§ WORK TO BE COMPLETED
List each line in the listing below that contains the word "Decline".

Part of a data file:
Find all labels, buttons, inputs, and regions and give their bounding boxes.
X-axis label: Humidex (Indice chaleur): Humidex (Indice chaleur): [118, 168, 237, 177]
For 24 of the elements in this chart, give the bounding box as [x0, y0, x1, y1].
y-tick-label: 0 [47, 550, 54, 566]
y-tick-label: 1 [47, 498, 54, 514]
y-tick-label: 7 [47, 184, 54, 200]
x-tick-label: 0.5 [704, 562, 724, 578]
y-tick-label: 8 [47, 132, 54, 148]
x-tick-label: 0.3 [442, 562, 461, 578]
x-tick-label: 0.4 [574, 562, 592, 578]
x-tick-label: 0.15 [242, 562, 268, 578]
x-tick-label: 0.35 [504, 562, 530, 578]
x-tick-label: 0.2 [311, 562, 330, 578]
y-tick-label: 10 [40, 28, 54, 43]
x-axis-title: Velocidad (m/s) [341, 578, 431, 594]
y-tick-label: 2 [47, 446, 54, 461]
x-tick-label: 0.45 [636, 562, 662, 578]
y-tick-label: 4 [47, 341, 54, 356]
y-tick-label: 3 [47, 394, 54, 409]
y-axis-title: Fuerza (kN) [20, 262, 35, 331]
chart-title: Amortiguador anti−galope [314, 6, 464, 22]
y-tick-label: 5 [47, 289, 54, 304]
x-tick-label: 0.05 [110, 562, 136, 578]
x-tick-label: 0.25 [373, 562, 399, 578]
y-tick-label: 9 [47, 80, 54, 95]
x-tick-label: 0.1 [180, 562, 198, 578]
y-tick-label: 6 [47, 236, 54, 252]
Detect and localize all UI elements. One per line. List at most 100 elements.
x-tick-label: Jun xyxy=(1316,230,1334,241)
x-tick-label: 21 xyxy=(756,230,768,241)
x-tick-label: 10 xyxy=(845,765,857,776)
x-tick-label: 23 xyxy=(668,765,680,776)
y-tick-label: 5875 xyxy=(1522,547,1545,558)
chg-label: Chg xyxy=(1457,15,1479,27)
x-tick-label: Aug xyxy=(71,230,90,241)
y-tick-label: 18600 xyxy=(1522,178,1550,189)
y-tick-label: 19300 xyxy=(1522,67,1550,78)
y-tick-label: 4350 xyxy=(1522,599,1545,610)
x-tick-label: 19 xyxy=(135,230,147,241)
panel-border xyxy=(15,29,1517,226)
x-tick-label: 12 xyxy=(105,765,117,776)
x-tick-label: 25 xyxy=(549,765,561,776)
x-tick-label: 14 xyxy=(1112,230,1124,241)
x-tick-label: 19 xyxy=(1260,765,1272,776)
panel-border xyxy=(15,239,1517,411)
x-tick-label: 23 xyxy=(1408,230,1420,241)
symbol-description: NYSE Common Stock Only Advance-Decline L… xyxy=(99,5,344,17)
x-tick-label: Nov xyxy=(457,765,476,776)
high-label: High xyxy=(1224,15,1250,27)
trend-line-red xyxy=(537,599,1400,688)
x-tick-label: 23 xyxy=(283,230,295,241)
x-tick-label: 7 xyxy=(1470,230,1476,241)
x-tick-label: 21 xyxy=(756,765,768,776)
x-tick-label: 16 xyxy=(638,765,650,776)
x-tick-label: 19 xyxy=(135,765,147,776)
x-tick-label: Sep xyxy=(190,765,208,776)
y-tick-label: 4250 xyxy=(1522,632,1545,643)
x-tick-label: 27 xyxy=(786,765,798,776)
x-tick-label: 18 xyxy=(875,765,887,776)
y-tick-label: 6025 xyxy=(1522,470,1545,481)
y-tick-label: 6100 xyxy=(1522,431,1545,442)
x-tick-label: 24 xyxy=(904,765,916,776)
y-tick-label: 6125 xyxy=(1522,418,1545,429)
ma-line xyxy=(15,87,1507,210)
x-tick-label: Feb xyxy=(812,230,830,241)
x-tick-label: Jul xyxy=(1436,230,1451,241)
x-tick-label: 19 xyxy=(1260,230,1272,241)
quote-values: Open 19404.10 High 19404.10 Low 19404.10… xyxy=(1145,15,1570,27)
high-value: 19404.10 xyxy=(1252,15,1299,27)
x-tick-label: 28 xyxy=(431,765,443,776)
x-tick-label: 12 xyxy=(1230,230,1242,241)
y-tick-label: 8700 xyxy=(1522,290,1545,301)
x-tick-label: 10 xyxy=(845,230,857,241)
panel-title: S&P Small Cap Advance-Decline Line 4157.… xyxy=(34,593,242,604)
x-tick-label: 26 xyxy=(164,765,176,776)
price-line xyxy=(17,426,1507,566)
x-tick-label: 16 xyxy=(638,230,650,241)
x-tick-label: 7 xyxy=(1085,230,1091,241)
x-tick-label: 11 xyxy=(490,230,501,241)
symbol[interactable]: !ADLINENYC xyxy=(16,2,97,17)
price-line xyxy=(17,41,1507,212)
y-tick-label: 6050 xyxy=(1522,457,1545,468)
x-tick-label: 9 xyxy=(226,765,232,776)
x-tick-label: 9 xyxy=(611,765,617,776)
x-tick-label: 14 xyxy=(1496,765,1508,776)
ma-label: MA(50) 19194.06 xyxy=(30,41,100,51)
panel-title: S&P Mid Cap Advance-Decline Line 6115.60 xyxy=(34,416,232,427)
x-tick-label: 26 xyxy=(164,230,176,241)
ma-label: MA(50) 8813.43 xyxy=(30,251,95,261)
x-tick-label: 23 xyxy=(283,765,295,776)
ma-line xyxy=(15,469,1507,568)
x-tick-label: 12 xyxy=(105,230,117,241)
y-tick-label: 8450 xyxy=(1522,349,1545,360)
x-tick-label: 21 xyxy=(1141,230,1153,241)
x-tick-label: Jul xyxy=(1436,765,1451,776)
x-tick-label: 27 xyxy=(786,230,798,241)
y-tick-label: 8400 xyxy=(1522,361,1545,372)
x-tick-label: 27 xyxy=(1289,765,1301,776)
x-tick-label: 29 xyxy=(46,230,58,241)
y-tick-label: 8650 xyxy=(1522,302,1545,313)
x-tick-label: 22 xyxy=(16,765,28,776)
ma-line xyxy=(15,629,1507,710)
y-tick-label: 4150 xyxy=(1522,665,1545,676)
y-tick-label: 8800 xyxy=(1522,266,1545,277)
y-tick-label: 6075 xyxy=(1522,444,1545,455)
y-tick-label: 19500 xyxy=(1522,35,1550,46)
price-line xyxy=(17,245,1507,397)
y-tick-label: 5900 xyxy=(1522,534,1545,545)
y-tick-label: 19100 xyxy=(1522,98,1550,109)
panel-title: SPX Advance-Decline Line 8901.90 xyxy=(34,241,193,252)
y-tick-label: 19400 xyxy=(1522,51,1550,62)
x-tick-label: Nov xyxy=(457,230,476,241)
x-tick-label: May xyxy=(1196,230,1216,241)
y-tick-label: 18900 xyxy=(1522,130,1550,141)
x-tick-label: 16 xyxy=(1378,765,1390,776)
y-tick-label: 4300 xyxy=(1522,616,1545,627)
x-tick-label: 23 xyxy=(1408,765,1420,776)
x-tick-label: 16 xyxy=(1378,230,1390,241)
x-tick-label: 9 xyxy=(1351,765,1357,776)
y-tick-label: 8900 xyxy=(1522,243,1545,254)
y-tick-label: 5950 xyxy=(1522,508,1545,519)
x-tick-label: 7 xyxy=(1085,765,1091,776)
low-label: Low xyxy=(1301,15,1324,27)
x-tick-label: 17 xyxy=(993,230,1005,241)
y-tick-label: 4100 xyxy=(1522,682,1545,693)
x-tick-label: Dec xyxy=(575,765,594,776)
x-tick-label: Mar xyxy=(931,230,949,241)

§ COMPLETE OUTPUT
symbol-description: NYSE Common Stock Only Advance-Decline L… xyxy=(99,5,344,17)
panel-title: S&P Small Cap Advance-Decline Line 4157.… xyxy=(34,593,242,604)
panel-title: S&P Mid Cap Advance-Decline Line 6115.60 xyxy=(34,416,232,427)
panel-title: SPX Advance-Decline Line 8901.90 xyxy=(34,241,193,252)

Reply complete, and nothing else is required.